[INFORMATION SUPPLIED]:
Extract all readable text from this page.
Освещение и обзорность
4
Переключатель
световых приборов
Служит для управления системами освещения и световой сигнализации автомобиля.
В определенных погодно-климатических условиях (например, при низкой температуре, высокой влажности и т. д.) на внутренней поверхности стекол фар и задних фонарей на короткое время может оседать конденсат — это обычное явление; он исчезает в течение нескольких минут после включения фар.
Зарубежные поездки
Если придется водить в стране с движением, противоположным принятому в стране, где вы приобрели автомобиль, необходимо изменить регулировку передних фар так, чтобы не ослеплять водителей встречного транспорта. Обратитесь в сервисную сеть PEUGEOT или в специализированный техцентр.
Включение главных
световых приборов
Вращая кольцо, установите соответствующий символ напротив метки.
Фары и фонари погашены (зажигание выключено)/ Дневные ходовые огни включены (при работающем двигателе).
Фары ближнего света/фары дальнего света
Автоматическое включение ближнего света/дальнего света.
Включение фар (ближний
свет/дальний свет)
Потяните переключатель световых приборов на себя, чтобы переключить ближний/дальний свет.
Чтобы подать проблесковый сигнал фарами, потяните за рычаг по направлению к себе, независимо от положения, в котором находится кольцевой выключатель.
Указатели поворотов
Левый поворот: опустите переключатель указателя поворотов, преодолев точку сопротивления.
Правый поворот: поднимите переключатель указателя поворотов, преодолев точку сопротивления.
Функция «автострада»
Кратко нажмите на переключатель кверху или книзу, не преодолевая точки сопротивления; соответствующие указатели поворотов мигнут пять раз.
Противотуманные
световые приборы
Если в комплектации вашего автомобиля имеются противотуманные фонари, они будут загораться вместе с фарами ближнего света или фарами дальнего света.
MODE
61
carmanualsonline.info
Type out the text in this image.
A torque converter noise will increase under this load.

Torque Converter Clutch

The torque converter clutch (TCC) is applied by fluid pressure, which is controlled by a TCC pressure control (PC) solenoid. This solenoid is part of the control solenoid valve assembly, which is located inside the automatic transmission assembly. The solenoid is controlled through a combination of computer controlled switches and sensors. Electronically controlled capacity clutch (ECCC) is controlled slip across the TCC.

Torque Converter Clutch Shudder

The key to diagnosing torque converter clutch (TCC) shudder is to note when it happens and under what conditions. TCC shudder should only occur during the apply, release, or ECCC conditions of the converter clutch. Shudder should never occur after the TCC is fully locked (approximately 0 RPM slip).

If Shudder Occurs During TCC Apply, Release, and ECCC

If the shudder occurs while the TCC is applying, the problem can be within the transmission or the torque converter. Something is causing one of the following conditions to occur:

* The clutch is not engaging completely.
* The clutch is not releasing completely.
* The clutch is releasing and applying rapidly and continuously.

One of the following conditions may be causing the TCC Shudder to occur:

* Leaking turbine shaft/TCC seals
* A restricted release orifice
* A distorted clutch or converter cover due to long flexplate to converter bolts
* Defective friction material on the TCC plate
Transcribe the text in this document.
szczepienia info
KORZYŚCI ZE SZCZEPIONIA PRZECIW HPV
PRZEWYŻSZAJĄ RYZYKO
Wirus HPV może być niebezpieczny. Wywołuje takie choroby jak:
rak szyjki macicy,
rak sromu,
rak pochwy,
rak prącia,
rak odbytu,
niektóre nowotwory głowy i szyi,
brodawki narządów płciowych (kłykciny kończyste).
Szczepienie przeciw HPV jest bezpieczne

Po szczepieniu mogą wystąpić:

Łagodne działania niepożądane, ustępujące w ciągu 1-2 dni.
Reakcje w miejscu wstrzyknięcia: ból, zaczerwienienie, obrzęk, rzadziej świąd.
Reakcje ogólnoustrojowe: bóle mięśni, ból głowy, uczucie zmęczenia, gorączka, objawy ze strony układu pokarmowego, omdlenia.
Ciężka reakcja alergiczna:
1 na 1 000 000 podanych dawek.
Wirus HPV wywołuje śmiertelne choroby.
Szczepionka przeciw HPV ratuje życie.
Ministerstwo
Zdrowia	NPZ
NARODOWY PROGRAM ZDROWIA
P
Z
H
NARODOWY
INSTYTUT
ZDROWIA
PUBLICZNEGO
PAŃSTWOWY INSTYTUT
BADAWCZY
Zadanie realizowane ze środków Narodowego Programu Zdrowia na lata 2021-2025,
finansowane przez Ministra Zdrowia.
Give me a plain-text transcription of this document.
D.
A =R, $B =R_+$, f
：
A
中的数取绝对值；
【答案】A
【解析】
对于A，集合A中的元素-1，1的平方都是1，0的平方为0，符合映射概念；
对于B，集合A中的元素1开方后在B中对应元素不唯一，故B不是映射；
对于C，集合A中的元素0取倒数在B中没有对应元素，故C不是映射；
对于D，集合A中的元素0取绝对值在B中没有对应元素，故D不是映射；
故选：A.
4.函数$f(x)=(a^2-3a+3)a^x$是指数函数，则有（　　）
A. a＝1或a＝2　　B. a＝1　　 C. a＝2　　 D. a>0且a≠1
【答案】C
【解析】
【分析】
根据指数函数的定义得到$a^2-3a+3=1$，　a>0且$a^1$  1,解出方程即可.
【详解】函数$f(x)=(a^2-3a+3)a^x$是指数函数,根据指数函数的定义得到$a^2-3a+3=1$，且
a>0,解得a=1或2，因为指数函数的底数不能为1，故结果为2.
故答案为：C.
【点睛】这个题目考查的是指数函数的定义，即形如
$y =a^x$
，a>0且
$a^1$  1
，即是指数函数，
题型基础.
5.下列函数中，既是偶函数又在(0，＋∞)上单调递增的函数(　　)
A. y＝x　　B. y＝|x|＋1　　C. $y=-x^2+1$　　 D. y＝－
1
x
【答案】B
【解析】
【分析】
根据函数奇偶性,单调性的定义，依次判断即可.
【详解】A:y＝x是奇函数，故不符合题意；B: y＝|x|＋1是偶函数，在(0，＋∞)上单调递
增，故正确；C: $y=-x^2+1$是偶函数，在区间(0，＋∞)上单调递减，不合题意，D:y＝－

[GOAL OF THE EXERCISE]: Each line of the listing should be copied exactly.

[EXERCISE SOLUTION]:
Extract all readable text from this page.
Освещение и обзорность
4
Переключатель
световых приборов
Служит для управления системами освещения и световой сигнализации автомобиля.
В определенных погодно-климатических условиях (например, при низкой температуре, высокой влажности и т. д.) на внутренней поверхности стекол фар и задних фонарей на короткое время может оседать конденсат — это обычное явление; он исчезает в течение нескольких минут после включения фар.
Зарубежные поездки
Если придется водить в стране с движением, противоположным принятому в стране, где вы приобрели автомобиль, необходимо изменить регулировку передних фар так, чтобы не ослеплять водителей встречного транспорта. Обратитесь в сервисную сеть PEUGEOT или в специализированный техцентр.
Включение главных
световых приборов
Вращая кольцо, установите соответствующий символ напротив метки.
Фары и фонари погашены (зажигание выключено)/ Дневные ходовые огни включены (при работающем двигателе).
Фары ближнего света/фары дальнего света
Автоматическое включение ближнего света/дальнего света.
Включение фар (ближний
свет/дальний свет)
Потяните переключатель световых приборов на себя, чтобы переключить ближний/дальний свет.
Чтобы подать проблесковый сигнал фарами, потяните за рычаг по направлению к себе, независимо от положения, в котором находится кольцевой выключатель.
Указатели поворотов
Левый поворот: опустите переключатель указателя поворотов, преодолев точку сопротивления.
Правый поворот: поднимите переключатель указателя поворотов, преодолев точку сопротивления.
Функция «автострада»
Кратко нажмите на переключатель кверху или книзу, не преодолевая точки сопротивления; соответствующие указатели поворотов мигнут пять раз.
Противотуманные
световые приборы
Если в комплектации вашего автомобиля имеются противотуманные фонари, они будут загораться вместе с фарами ближнего света или фарами дальнего света.
MODE
61
carmanualsonline.info
Type out the text in this image.
A torque converter noise will increase under this load.

Torque Converter Clutch

The torque converter clutch (TCC) is applied by fluid pressure, which is controlled by a TCC pressure control (PC) solenoid. This solenoid is part of the control solenoid valve assembly, which is located inside the automatic transmission assembly. The solenoid is controlled through a combination of computer controlled switches and sensors. Electronically controlled capacity clutch (ECCC) is controlled slip across the TCC.

Torque Converter Clutch Shudder

The key to diagnosing torque converter clutch (TCC) shudder is to note when it happens and under what conditions. TCC shudder should only occur during the apply, release, or ECCC conditions of the converter clutch. Shudder should never occur after the TCC is fully locked (approximately 0 RPM slip).

If Shudder Occurs During TCC Apply, Release, and ECCC

If the shudder occurs while the TCC is applying, the problem can be within the transmission or the torque converter. Something is causing one of the following conditions to occur:

* The clutch is not engaging completely.
* The clutch is not releasing completely.
* The clutch is releasing and applying rapidly and continuously.

One of the following conditions may be causing the TCC Shudder to occur:

* Leaking turbine shaft/TCC seals
* A restricted release orifice
* A distorted clutch or converter cover due to long flexplate to converter bolts
* Defective friction material on the TCC plate
Transcribe the text in this document.
szczepienia info
KORZYŚCI ZE SZCZEPIONIA PRZECIW HPV
PRZEWYŻSZAJĄ RYZYKO
Wirus HPV może być niebezpieczny. Wywołuje takie choroby jak:
rak szyjki macicy,
rak sromu,
rak pochwy,
rak prącia,
rak odbytu,
niektóre nowotwory głowy i szyi,
brodawki narządów płciowych (kłykciny kończyste).
Szczepienie przeciw HPV jest bezpieczne

Po szczepieniu mogą wystąpić:

Łagodne działania niepożądane, ustępujące w ciągu 1-2 dni.
Reakcje w miejscu wstrzyknięcia: ból, zaczerwienienie, obrzęk, rzadziej świąd.
Reakcje ogólnoustrojowe: bóle mięśni, ból głowy, uczucie zmęczenia, gorączka, objawy ze strony układu pokarmowego, omdlenia.
Ciężka reakcja alergiczna:
1 na 1 000 000 podanych dawek.
Wirus HPV wywołuje śmiertelne choroby.
Szczepionka przeciw HPV ratuje życie.
Ministerstwo
Zdrowia	NPZ
NARODOWY PROGRAM ZDROWIA
P
Z
H
NARODOWY
INSTYTUT
ZDROWIA
PUBLICZNEGO
PAŃSTWOWY INSTYTUT
BADAWCZY
Zadanie realizowane ze środków Narodowego Programu Zdrowia na lata 2021-2025,
finansowane przez Ministra Zdrowia.
Give me a plain-text transcription of this document.
D.
A =R, $B =R_+$, f
：
A
中的数取绝对值；
【答案】A
【解析】
对于A，集合A中的元素-1，1的平方都是1，0的平方为0，符合映射概念；
对于B，集合A中的元素1开方后在B中对应元素不唯一，故B不是映射；
对于C，集合A中的元素0取倒数在B中没有对应元素，故C不是映射；
对于D，集合A中的元素0取绝对值在B中没有对应元素，故D不是映射；
故选：A.
4.函数$f(x)=(a^2-3a+3)a^x$是指数函数，则有（　　）
A. a＝1或a＝2　　B. a＝1　　 C. a＝2　　 D. a>0且a≠1
【答案】C
【解析】
【分析】
根据指数函数的定义得到$a^2-3a+3=1$，　a>0且$a^1$  1,解出方程即可.
【详解】函数$f(x)=(a^2-3a+3)a^x$是指数函数,根据指数函数的定义得到$a^2-3a+3=1$，且
a>0,解得a=1或2，因为指数函数的底数不能为1，故结果为2.
故答案为：C.
【点睛】这个题目考查的是指数函数的定义，即形如
$y =a^x$
，a>0且
$a^1$  1
，即是指数函数，
题型基础.
5.下列函数中，既是偶函数又在(0，＋∞)上单调递增的函数(　　)
A. y＝x　　B. y＝|x|＋1　　C. $y=-x^2+1$　　 D. y＝－
1
x
【答案】B
【解析】
【分析】
根据函数奇偶性,单调性的定义，依次判断即可.
【详解】A:y＝x是奇函数，故不符合题意；B: y＝|x|＋1是偶函数，在(0，＋∞)上单调递
增，故正确；C: $y=-x^2+1$是偶函数，在区间(0，＋∞)上单调递减，不合题意，D:y＝－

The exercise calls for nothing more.